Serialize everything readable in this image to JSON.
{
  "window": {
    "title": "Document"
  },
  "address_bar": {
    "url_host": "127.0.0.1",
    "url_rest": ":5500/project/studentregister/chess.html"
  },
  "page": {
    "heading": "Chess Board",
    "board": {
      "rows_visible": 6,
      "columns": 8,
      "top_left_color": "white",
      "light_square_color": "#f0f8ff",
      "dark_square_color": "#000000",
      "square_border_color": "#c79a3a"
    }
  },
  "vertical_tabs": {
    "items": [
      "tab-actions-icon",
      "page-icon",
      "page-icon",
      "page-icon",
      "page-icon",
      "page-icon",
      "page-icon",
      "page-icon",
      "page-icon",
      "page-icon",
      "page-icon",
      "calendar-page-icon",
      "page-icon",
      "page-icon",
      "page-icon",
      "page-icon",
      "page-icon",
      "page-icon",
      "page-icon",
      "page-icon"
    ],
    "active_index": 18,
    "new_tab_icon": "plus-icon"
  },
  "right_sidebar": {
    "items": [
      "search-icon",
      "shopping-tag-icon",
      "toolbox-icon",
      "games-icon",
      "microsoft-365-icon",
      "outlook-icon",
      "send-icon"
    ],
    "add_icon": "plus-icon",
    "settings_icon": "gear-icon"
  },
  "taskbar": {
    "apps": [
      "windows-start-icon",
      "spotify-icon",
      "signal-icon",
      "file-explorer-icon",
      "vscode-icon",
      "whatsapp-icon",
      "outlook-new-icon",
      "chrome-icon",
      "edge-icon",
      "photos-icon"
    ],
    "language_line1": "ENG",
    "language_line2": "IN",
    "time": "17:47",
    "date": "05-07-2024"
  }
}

^^^^

YOUR GOAL:
Find the word "plus" in the records and pull out each line that has it.

WRITTEN ANSWER:
    "new_tab_icon": "plus-icon"
    "add_icon": "plus-icon",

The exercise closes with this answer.